* _MATERIAL_:
************
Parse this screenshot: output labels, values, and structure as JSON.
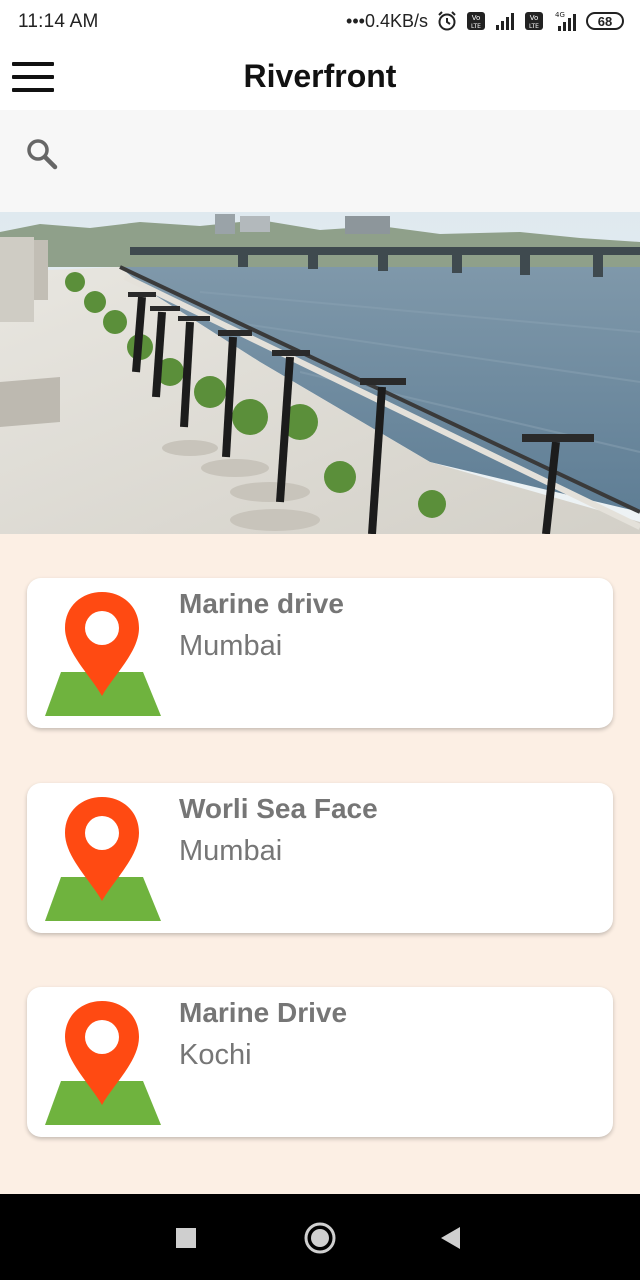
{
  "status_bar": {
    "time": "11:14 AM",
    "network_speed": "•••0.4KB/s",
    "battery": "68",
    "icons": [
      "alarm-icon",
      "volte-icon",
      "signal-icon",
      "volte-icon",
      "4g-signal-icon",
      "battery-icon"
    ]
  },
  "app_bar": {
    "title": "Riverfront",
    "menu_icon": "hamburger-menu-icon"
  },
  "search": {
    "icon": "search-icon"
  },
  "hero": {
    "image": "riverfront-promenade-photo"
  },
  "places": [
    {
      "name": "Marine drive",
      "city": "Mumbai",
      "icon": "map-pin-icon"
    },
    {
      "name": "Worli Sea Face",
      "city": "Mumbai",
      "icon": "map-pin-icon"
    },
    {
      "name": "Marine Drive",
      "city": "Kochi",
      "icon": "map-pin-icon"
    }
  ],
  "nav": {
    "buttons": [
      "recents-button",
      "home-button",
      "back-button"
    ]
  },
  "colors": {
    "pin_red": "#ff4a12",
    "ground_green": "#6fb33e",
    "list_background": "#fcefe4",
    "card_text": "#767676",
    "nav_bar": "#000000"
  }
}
************
* _SET EXERCISE_:
Repeat the data exactly in full, omitting its pictures.

* _REPLY TO THE EXERCISE_:
Parse this screenshot: output labels, values, and structure as JSON.
{
  "status_bar": {
    "time": "11:14 AM",
    "network_speed": "•••0.4KB/s",
    "battery": "68",
    "icons": [
      "alarm-icon",
      "volte-icon",
      "signal-icon",
      "volte-icon",
      "4g-signal-icon",
      "battery-icon"
    ]
  },
  "app_bar": {
    "title": "Riverfront",
    "menu_icon": "hamburger-menu-icon"
  },
  "search": {
    "icon": "search-icon"
  },
  "hero": {
    "image": "riverfront-promenade-photo"
  },
  "places": [
    {
      "name": "Marine drive",
      "city": "Mumbai",
      "icon": "map-pin-icon"
    },
    {
      "name": "Worli Sea Face",
      "city": "Mumbai",
      "icon": "map-pin-icon"
    },
    {
      "name": "Marine Drive",
      "city": "Kochi",
      "icon": "map-pin-icon"
    }
  ],
  "nav": {
    "buttons": [
      "recents-button",
      "home-button",
      "back-button"
    ]
  },
  "colors": {
    "pin_red": "#ff4a12",
    "ground_green": "#6fb33e",
    "list_background": "#fcefe4",
    "card_text": "#767676",
    "nav_bar": "#000000"
  }
}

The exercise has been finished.